(Stored data)
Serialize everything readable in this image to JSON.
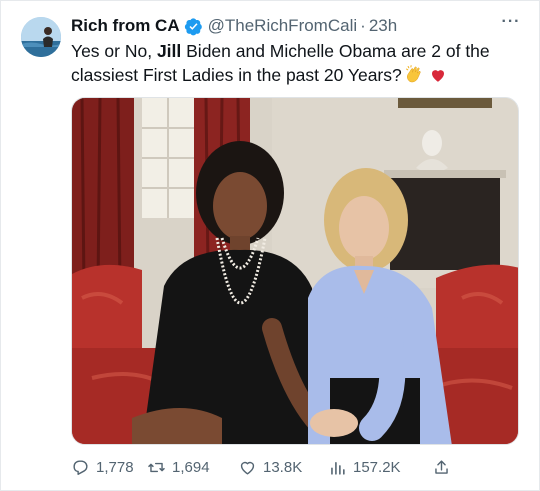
{
  "tweet": {
    "display_name": "Rich from CA",
    "handle": "@TheRichFromCali",
    "separator": "·",
    "time": "23h",
    "more_label": "···",
    "text_before": "Yes or No, ",
    "text_bold": "Jill",
    "text_after": " Biden and Michelle Obama are 2 of the classiest First Ladies in the past 20 Years?",
    "emojis": [
      "clapping-hands",
      "red-heart"
    ],
    "verified": true
  },
  "actions": {
    "replies": "1,778",
    "retweets": "1,694",
    "likes": "13.8K",
    "views": "157.2K"
  },
  "colors": {
    "verified_blue": "#1d9bf0",
    "muted_text": "#536471",
    "primary_text": "#0f1419"
  },
  "icons": [
    "verified-badge-icon",
    "more-icon",
    "reply-icon",
    "retweet-icon",
    "like-icon",
    "views-icon",
    "share-icon"
  ]
}
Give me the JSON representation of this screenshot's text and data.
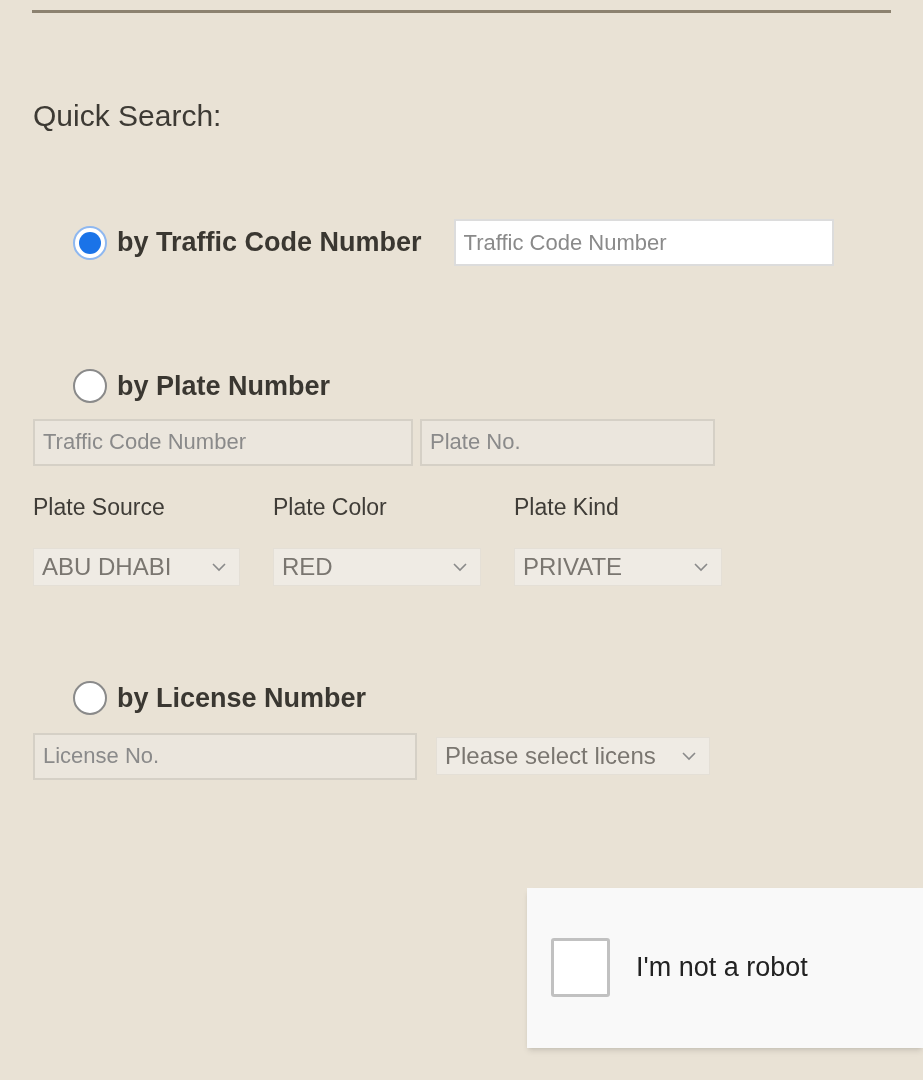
{
  "title": "Quick Search:",
  "options": [
    {
      "kind": "inline",
      "label": "by Traffic Code Number",
      "selected": true,
      "fields": [
        {
          "placeholder": "Traffic Code Number",
          "disabled": false
        }
      ]
    },
    {
      "kind": "plate",
      "label": "by Plate Number",
      "selected": false,
      "fields": [
        {
          "placeholder": "Traffic Code Number",
          "disabled": true
        },
        {
          "placeholder": "Plate No.",
          "disabled": true
        }
      ],
      "selects": [
        {
          "label": "Plate Source",
          "value": "ABU DHABI"
        },
        {
          "label": "Plate Color",
          "value": "RED"
        },
        {
          "label": "Plate Kind",
          "value": "PRIVATE"
        }
      ]
    },
    {
      "kind": "license",
      "label": "by License Number",
      "selected": false,
      "fields": [
        {
          "placeholder": "License No.",
          "disabled": true
        }
      ],
      "selects": [
        {
          "value": "Please select licens"
        }
      ]
    }
  ],
  "captcha": {
    "label": "I'm not a robot",
    "checked": false
  }
}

Do this:
Transcribe the listing above verbatim. Omit the pictures.

Task result:
Serialize everything readable in this image to JSON.
{
  "tweet": {
    "display_name": "Rich from CA",
    "handle": "@TheRichFromCali",
    "separator": "·",
    "time": "23h",
    "more_label": "···",
    "text_before": "Yes or No, ",
    "text_bold": "Jill",
    "text_after": " Biden and Michelle Obama are 2 of the classiest First Ladies in the past 20 Years?",
    "emojis": [
      "clapping-hands",
      "red-heart"
    ],
    "verified": true
  },
  "actions": {
    "replies": "1,778",
    "retweets": "1,694",
    "likes": "13.8K",
    "views": "157.2K"
  },
  "colors": {
    "verified_blue": "#1d9bf0",
    "muted_text": "#536471",
    "primary_text": "#0f1419"
  },
  "icons": [
    "verified-badge-icon",
    "more-icon",
    "reply-icon",
    "retweet-icon",
    "like-icon",
    "views-icon",
    "share-icon"
  ]
}
Give me the JSON representation of this screenshot's text and data.
{
  "title": "Quick Search:",
  "options": [
    {
      "kind": "inline",
      "label": "by Traffic Code Number",
      "selected": true,
      "fields": [
        {
          "placeholder": "Traffic Code Number",
          "disabled": false
        }
      ]
    },
    {
      "kind": "plate",
      "label": "by Plate Number",
      "selected": false,
      "fields": [
        {
          "placeholder": "Traffic Code Number",
          "disabled": true
        },
        {
          "placeholder": "Plate No.",
          "disabled": true
        }
      ],
      "selects": [
        {
          "label": "Plate Source",
          "value": "ABU DHABI"
        },
        {
          "label": "Plate Color",
          "value": "RED"
        },
        {
          "label": "Plate Kind",
          "value": "PRIVATE"
        }
      ]
    },
    {
      "kind": "license",
      "label": "by License Number",
      "selected": false,
      "fields": [
        {
          "placeholder": "License No.",
          "disabled": true
        }
      ],
      "selects": [
        {
          "value": "Please select licens"
        }
      ]
    }
  ],
  "captcha": {
    "label": "I'm not a robot",
    "checked": false
  }
}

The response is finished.